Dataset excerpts
**********

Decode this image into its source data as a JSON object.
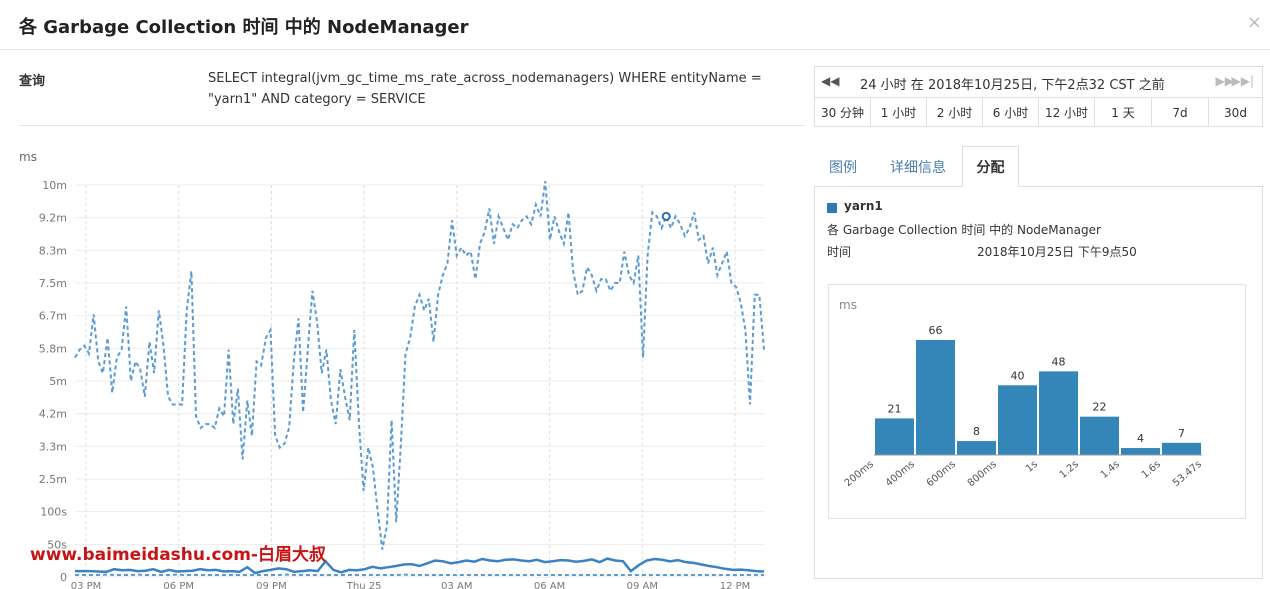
{
  "dialog": {
    "title": "各 Garbage Collection 时间 中的 NodeManager",
    "close_icon": "×"
  },
  "query": {
    "label": "查询",
    "text": "SELECT integral(jvm_gc_time_ms_rate_across_nodemanagers) WHERE entityName = \"yarn1\" AND category = SERVICE"
  },
  "time_controls": {
    "prev_icon": "◀◀",
    "range_text": "24 小时 在 2018年10月25日, 下午2点32 CST 之前",
    "next_icon": "▶▶",
    "last_icon": "▶▶|",
    "buttons": [
      "30 分钟",
      "1 小时",
      "2 小时",
      "6 小时",
      "12 小时",
      "1 天",
      "7d",
      "30d"
    ]
  },
  "tabs": {
    "items": [
      "图例",
      "详细信息",
      "分配"
    ],
    "active": "分配"
  },
  "details": {
    "series_name": "yarn1",
    "series_color": "#2f78b7",
    "description": "各 Garbage Collection 时间 中的 NodeManager",
    "time_label": "时间",
    "time_value": "2018年10月25日 下午9点50"
  },
  "watermark": "www.baimeidashu.com-白眉大叔",
  "chart_data": [
    {
      "type": "line",
      "ylabel": "ms",
      "yticks": [
        "0",
        "50s",
        "100s",
        "2.5m",
        "3.3m",
        "4.2m",
        "5m",
        "5.8m",
        "6.7m",
        "7.5m",
        "8.3m",
        "9.2m",
        "10m"
      ],
      "xticks": [
        "03 PM",
        "06 PM",
        "09 PM",
        "Thu 25",
        "03 AM",
        "06 AM",
        "09 AM",
        "12 PM"
      ],
      "series": [
        {
          "style": "dashed",
          "color": "#5b9bd1",
          "values": [
            5.6,
            5.8,
            5.9,
            5.7,
            6.7,
            5.5,
            5.2,
            6.1,
            4.7,
            5.6,
            5.8,
            6.9,
            5.0,
            5.5,
            5.3,
            4.6,
            6.0,
            5.2,
            6.8,
            5.9,
            4.6,
            4.4,
            4.4,
            4.4,
            6.8,
            7.8,
            4.1,
            3.8,
            3.9,
            3.9,
            3.8,
            4.3,
            4.1,
            5.8,
            3.9,
            4.8,
            3.0,
            4.5,
            3.6,
            5.5,
            5.4,
            6.1,
            6.3,
            3.6,
            3.3,
            3.4,
            3.8,
            5.5,
            6.6,
            4.2,
            5.8,
            7.3,
            6.5,
            5.2,
            5.8,
            4.5,
            3.9,
            5.3,
            4.6,
            4.0,
            6.3,
            3.9,
            2.2,
            3.3,
            2.8,
            1.7,
            0.7,
            1.3,
            4.0,
            1.4,
            3.4,
            5.7,
            6.1,
            6.9,
            7.2,
            6.8,
            7.1,
            6.0,
            7.2,
            7.7,
            8.0,
            9.1,
            8.2,
            8.4,
            8.2,
            8.3,
            7.6,
            8.5,
            8.8,
            9.4,
            8.5,
            9.2,
            8.9,
            8.6,
            9.0,
            8.9,
            9.1,
            9.2,
            9.0,
            9.5,
            9.2,
            10.1,
            8.6,
            9.2,
            8.8,
            8.5,
            9.3,
            7.8,
            7.2,
            7.3,
            7.9,
            7.7,
            7.3,
            7.6,
            7.6,
            7.3,
            7.5,
            7.5,
            8.3,
            7.7,
            7.5,
            8.2,
            5.6,
            8.2,
            9.3,
            9.2,
            8.9,
            9.2,
            8.9,
            9.2,
            9.0,
            8.7,
            8.9,
            9.3,
            8.6,
            8.7,
            8.0,
            8.4,
            7.7,
            8.0,
            8.3,
            7.5,
            7.4,
            7.0,
            6.3,
            4.4,
            7.2,
            7.2,
            5.8
          ]
        },
        {
          "style": "solid",
          "color": "#3a82c4",
          "values": [
            0.15,
            0.15,
            0.15,
            0.14,
            0.13,
            0.2,
            0.17,
            0.18,
            0.15,
            0.16,
            0.2,
            0.13,
            0.18,
            0.14,
            0.15,
            0.16,
            0.2,
            0.17,
            0.18,
            0.14,
            0.15,
            0.13,
            0.25,
            0.1,
            0.15,
            0.18,
            0.22,
            0.2,
            0.13,
            0.15,
            0.17,
            0.15,
            0.4,
            0.18,
            0.12,
            0.18,
            0.17,
            0.2,
            0.26,
            0.22,
            0.25,
            0.28,
            0.32,
            0.33,
            0.28,
            0.35,
            0.42,
            0.4,
            0.35,
            0.38,
            0.42,
            0.39,
            0.46,
            0.42,
            0.4,
            0.44,
            0.45,
            0.42,
            0.4,
            0.44,
            0.38,
            0.4,
            0.43,
            0.42,
            0.39,
            0.41,
            0.45,
            0.38,
            0.47,
            0.42,
            0.4,
            0.15,
            0.3,
            0.42,
            0.46,
            0.44,
            0.4,
            0.43,
            0.38,
            0.36,
            0.32,
            0.28,
            0.25,
            0.21,
            0.18,
            0.19,
            0.17,
            0.15,
            0.14
          ]
        },
        {
          "style": "dashed",
          "color": "#5b9bd1",
          "values": [
            0.05,
            0.05,
            0.05,
            0.05,
            0.06,
            0.05,
            0.05,
            0.05,
            0.06,
            0.05,
            0.05,
            0.05,
            0.05,
            0.06,
            0.05,
            0.05,
            0.05,
            0.05,
            0.05,
            0.05,
            0.05,
            0.05,
            0.05,
            0.05,
            0.05,
            0.05,
            0.05,
            0.06,
            0.05,
            0.05,
            0.05,
            0.05,
            0.05,
            0.05,
            0.05,
            0.05,
            0.05,
            0.05,
            0.05,
            0.05,
            0.05,
            0.05,
            0.06,
            0.05,
            0.05,
            0.05,
            0.05,
            0.05,
            0.05,
            0.05,
            0.05,
            0.05,
            0.05,
            0.05,
            0.05,
            0.05,
            0.05,
            0.05,
            0.05,
            0.05,
            0.05,
            0.05,
            0.05,
            0.05,
            0.05,
            0.05,
            0.05,
            0.05,
            0.05,
            0.05,
            0.05,
            0.05,
            0.05,
            0.05,
            0.05,
            0.05,
            0.05,
            0.05,
            0.05,
            0.05,
            0.05,
            0.05,
            0.05,
            0.05,
            0.05,
            0.05,
            0.05,
            0.05,
            0.05
          ]
        }
      ],
      "highlight_index": 127
    },
    {
      "type": "bar",
      "ylabel": "ms",
      "categories": [
        "200ms",
        "400ms",
        "600ms",
        "800ms",
        "1s",
        "1.2s",
        "1.4s",
        "1.6s",
        "53.47s"
      ],
      "values": [
        21,
        66,
        8,
        40,
        48,
        22,
        4,
        7
      ],
      "color": "#3586b8"
    }
  ]
}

**********

Task prompt
Can you retype every record above exactly, leaving out the pictures?

Final result
Decode this image into its source data as a JSON object.
{
  "dialog": {
    "title": "各 Garbage Collection 时间 中的 NodeManager",
    "close_icon": "×"
  },
  "query": {
    "label": "查询",
    "text": "SELECT integral(jvm_gc_time_ms_rate_across_nodemanagers) WHERE entityName = \"yarn1\" AND category = SERVICE"
  },
  "time_controls": {
    "prev_icon": "◀◀",
    "range_text": "24 小时 在 2018年10月25日, 下午2点32 CST 之前",
    "next_icon": "▶▶",
    "last_icon": "▶▶|",
    "buttons": [
      "30 分钟",
      "1 小时",
      "2 小时",
      "6 小时",
      "12 小时",
      "1 天",
      "7d",
      "30d"
    ]
  },
  "tabs": {
    "items": [
      "图例",
      "详细信息",
      "分配"
    ],
    "active": "分配"
  },
  "details": {
    "series_name": "yarn1",
    "series_color": "#2f78b7",
    "description": "各 Garbage Collection 时间 中的 NodeManager",
    "time_label": "时间",
    "time_value": "2018年10月25日 下午9点50"
  },
  "watermark": "www.baimeidashu.com-白眉大叔",
  "chart_data": [
    {
      "type": "line",
      "ylabel": "ms",
      "yticks": [
        "0",
        "50s",
        "100s",
        "2.5m",
        "3.3m",
        "4.2m",
        "5m",
        "5.8m",
        "6.7m",
        "7.5m",
        "8.3m",
        "9.2m",
        "10m"
      ],
      "xticks": [
        "03 PM",
        "06 PM",
        "09 PM",
        "Thu 25",
        "03 AM",
        "06 AM",
        "09 AM",
        "12 PM"
      ],
      "series": [
        {
          "style": "dashed",
          "color": "#5b9bd1",
          "values": [
            5.6,
            5.8,
            5.9,
            5.7,
            6.7,
            5.5,
            5.2,
            6.1,
            4.7,
            5.6,
            5.8,
            6.9,
            5.0,
            5.5,
            5.3,
            4.6,
            6.0,
            5.2,
            6.8,
            5.9,
            4.6,
            4.4,
            4.4,
            4.4,
            6.8,
            7.8,
            4.1,
            3.8,
            3.9,
            3.9,
            3.8,
            4.3,
            4.1,
            5.8,
            3.9,
            4.8,
            3.0,
            4.5,
            3.6,
            5.5,
            5.4,
            6.1,
            6.3,
            3.6,
            3.3,
            3.4,
            3.8,
            5.5,
            6.6,
            4.2,
            5.8,
            7.3,
            6.5,
            5.2,
            5.8,
            4.5,
            3.9,
            5.3,
            4.6,
            4.0,
            6.3,
            3.9,
            2.2,
            3.3,
            2.8,
            1.7,
            0.7,
            1.3,
            4.0,
            1.4,
            3.4,
            5.7,
            6.1,
            6.9,
            7.2,
            6.8,
            7.1,
            6.0,
            7.2,
            7.7,
            8.0,
            9.1,
            8.2,
            8.4,
            8.2,
            8.3,
            7.6,
            8.5,
            8.8,
            9.4,
            8.5,
            9.2,
            8.9,
            8.6,
            9.0,
            8.9,
            9.1,
            9.2,
            9.0,
            9.5,
            9.2,
            10.1,
            8.6,
            9.2,
            8.8,
            8.5,
            9.3,
            7.8,
            7.2,
            7.3,
            7.9,
            7.7,
            7.3,
            7.6,
            7.6,
            7.3,
            7.5,
            7.5,
            8.3,
            7.7,
            7.5,
            8.2,
            5.6,
            8.2,
            9.3,
            9.2,
            8.9,
            9.2,
            8.9,
            9.2,
            9.0,
            8.7,
            8.9,
            9.3,
            8.6,
            8.7,
            8.0,
            8.4,
            7.7,
            8.0,
            8.3,
            7.5,
            7.4,
            7.0,
            6.3,
            4.4,
            7.2,
            7.2,
            5.8
          ]
        },
        {
          "style": "solid",
          "color": "#3a82c4",
          "values": [
            0.15,
            0.15,
            0.15,
            0.14,
            0.13,
            0.2,
            0.17,
            0.18,
            0.15,
            0.16,
            0.2,
            0.13,
            0.18,
            0.14,
            0.15,
            0.16,
            0.2,
            0.17,
            0.18,
            0.14,
            0.15,
            0.13,
            0.25,
            0.1,
            0.15,
            0.18,
            0.22,
            0.2,
            0.13,
            0.15,
            0.17,
            0.15,
            0.4,
            0.18,
            0.12,
            0.18,
            0.17,
            0.2,
            0.26,
            0.22,
            0.25,
            0.28,
            0.32,
            0.33,
            0.28,
            0.35,
            0.42,
            0.4,
            0.35,
            0.38,
            0.42,
            0.39,
            0.46,
            0.42,
            0.4,
            0.44,
            0.45,
            0.42,
            0.4,
            0.44,
            0.38,
            0.4,
            0.43,
            0.42,
            0.39,
            0.41,
            0.45,
            0.38,
            0.47,
            0.42,
            0.4,
            0.15,
            0.3,
            0.42,
            0.46,
            0.44,
            0.4,
            0.43,
            0.38,
            0.36,
            0.32,
            0.28,
            0.25,
            0.21,
            0.18,
            0.19,
            0.17,
            0.15,
            0.14
          ]
        },
        {
          "style": "dashed",
          "color": "#5b9bd1",
          "values": [
            0.05,
            0.05,
            0.05,
            0.05,
            0.06,
            0.05,
            0.05,
            0.05,
            0.06,
            0.05,
            0.05,
            0.05,
            0.05,
            0.06,
            0.05,
            0.05,
            0.05,
            0.05,
            0.05,
            0.05,
            0.05,
            0.05,
            0.05,
            0.05,
            0.05,
            0.05,
            0.05,
            0.06,
            0.05,
            0.05,
            0.05,
            0.05,
            0.05,
            0.05,
            0.05,
            0.05,
            0.05,
            0.05,
            0.05,
            0.05,
            0.05,
            0.05,
            0.06,
            0.05,
            0.05,
            0.05,
            0.05,
            0.05,
            0.05,
            0.05,
            0.05,
            0.05,
            0.05,
            0.05,
            0.05,
            0.05,
            0.05,
            0.05,
            0.05,
            0.05,
            0.05,
            0.05,
            0.05,
            0.05,
            0.05,
            0.05,
            0.05,
            0.05,
            0.05,
            0.05,
            0.05,
            0.05,
            0.05,
            0.05,
            0.05,
            0.05,
            0.05,
            0.05,
            0.05,
            0.05,
            0.05,
            0.05,
            0.05,
            0.05,
            0.05,
            0.05,
            0.05,
            0.05,
            0.05
          ]
        }
      ],
      "highlight_index": 127
    },
    {
      "type": "bar",
      "ylabel": "ms",
      "categories": [
        "200ms",
        "400ms",
        "600ms",
        "800ms",
        "1s",
        "1.2s",
        "1.4s",
        "1.6s",
        "53.47s"
      ],
      "values": [
        21,
        66,
        8,
        40,
        48,
        22,
        4,
        7
      ],
      "color": "#3586b8"
    }
  ]
}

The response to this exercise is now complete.